## Objectif de la tâche
Poursuivez l'article sur le procès des évènements du 28 septembre 2009 devant le tribunal criminel de Dixinn, à partir de sa dernière phrase.

## Extrait de page
==*==

Au bout de 15 jours d’un interrogatoire qui n’a pas amené Moussa Dadis Camara à reconnaître les nombreux chefs d’accusation portés à son encontre, le tribunal criminel de Dixinn a accueilli à sa barre l’accusé Colonel Blaise Gomou. Cet officier gendarme qui reconnaît avoir été au stade, rejette cependant les accusations mises à sa charge dans le cadre des évènements du 28 septembre 2009.
Cette semaine, le
capitaine Moussa Dadis Camara a de nouveau comparu devant le tribunal criminel
de Dixinn délocalisé à la Cour d'Appel de Conakry.
Il a fait face aux questions des avocats des parties civiles
au compte de la dernière phase de son long interrogatoire introductif. Face à
une question de Me Amadou Oury Diallo, Dadis n'a pas dit avec exactitude si la
Guinée a enregistré des morts le 28 septembre 1958 ou pas, parce que n'ayant
pas vécu l'époque, a-t-il expliqué. L'avocat affirme qu'il n'y a pas eu de
morts. Pour quelle raison avez-vous voulu faire du 28 septembre 2009 une
journée de recueillement et de pardon ? A enchainé Me Thierno Amadou Oury
Diallo. Le capitaine répond qu'il voulait réconcilier les fils du pays qui selon
lui, étaient divisés autour de leur propre histoire. Il a rappelé qu'il y a eu
un communiqué officiel à partir du ministre de l'administration, disant que la
journée du 28 septembre était une journée historique, décrétée, fériée, chômée
et payée. L’avocat lui avait reproché de n’avoir pas fait passer un communiqué
à la télévision nationale pour en informer le peuple de Guinée.
Dadis ne reconnaît
pas avoir donné de la drogue ou du vin à ses hommes pour aller tuer au stade.
C’est Me Amadou Oury Diallo qui a encore posé la question.

==*==

## Matériel fourni
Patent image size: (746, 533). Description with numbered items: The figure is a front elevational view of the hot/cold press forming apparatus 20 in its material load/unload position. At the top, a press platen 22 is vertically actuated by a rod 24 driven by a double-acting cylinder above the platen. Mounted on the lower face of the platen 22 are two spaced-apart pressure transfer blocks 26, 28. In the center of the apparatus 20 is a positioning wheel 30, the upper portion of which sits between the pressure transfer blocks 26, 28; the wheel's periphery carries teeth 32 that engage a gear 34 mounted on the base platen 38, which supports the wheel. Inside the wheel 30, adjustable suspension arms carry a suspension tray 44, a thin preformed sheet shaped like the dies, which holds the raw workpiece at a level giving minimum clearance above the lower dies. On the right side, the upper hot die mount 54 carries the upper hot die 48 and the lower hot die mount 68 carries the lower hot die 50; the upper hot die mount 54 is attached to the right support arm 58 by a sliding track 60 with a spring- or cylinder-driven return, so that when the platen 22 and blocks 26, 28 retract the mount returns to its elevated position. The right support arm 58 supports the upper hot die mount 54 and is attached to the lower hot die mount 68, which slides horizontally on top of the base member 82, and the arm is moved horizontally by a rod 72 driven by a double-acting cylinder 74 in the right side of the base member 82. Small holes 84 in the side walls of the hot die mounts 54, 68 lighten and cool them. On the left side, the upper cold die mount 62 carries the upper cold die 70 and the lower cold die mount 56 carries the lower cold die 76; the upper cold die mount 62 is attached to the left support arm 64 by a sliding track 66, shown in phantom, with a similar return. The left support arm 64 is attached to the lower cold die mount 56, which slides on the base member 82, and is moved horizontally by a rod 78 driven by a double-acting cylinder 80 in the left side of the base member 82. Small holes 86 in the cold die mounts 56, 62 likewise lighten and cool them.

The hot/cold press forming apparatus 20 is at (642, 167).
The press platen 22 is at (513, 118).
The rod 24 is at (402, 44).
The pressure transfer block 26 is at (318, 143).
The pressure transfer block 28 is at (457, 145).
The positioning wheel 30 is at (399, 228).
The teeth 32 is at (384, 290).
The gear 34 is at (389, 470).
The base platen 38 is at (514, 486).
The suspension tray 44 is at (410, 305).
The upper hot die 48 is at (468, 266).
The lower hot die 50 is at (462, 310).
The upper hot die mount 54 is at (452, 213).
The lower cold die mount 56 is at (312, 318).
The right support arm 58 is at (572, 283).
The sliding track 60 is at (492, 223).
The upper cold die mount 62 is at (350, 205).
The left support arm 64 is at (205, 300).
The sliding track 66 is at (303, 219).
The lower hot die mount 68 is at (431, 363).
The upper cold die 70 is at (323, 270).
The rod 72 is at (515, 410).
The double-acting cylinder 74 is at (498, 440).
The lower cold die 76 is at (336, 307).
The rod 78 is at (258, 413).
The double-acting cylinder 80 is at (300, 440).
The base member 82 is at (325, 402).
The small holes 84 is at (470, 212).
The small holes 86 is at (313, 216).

==*==

## Production attendue
L'officier militaire reconnaît qu'aucun homme normal ne peut commettre un
massacre comme celui du 28 septembre 2009. A-t-il donc donné de la drogue à ses
hommes pour qu'ils se rendent au stade ? S'interroge l'avocat. Dadis répond par
la négative. Me Amadou Oury Diallo enchaîne avec une nouvelle question. Sachant
que la SOBRAGUI était à votre disposition, combien de tonnes de vins avez-vous
donné à la garde ce jour afin d’aller commettre ce massacre ? « La SOBRAGUI ne
relève pas de moi. Ceux qui veulent boire, pour avoir des casiers, sont libres
d'aller à la SOBRAGUI. Ce n'est pas à moi de prendre de la bière pour la donner
aux hommes », a rétorqué l'accusé. Il a été révélé selon l'avocat, qu'au temps
du CNDD, la Sobragui fournissait aux hommes de Dadis, une bonne quantité
d'alcool. Et d'ailleurs après le CNDD, a rappelé Me Amadou Oury Diallo, la
société avait voulu intenter une action en justice contre l'Etat pour se faire
payer. Parce que le CNDD lui restait devoir une somme de plus de 8 milliard de
francs guinéens. Il a été également révélé, ajoute l'avocat, que dans la nuit
du 27 au 28 septembre, les hommes de Dadis se sont saoulés toute la nuit.
Le capitaine Dadis
refuse toute confrontation avec son ancien aide de camp.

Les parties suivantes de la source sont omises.